Dataset items:
■ ■ ■

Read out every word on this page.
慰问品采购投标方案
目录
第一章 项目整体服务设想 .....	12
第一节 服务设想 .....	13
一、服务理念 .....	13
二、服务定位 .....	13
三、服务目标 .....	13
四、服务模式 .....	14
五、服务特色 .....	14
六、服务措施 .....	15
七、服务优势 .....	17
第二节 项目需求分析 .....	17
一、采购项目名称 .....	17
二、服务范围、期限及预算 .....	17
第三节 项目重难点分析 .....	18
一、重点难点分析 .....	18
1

■ ■ ■

■ Exercise goal
Output the whole listing above again, word for word.

■ Task response
Read out every word on this page.
慰问品采购投标方案
目录
第一章 项目整体服务设想 .....	12
第一节 服务设想 .....	13
一、服务理念 .....	13
二、服务定位 .....	13
三、服务目标 .....	13
四、服务模式 .....	14
五、服务特色 .....	14
六、服务措施 .....	15
七、服务优势 .....	17
第二节 项目需求分析 .....	17
一、采购项目名称 .....	17
二、服务范围、期限及预算 .....	17
第三节 项目重难点分析 .....	18
一、重点难点分析 .....	18
1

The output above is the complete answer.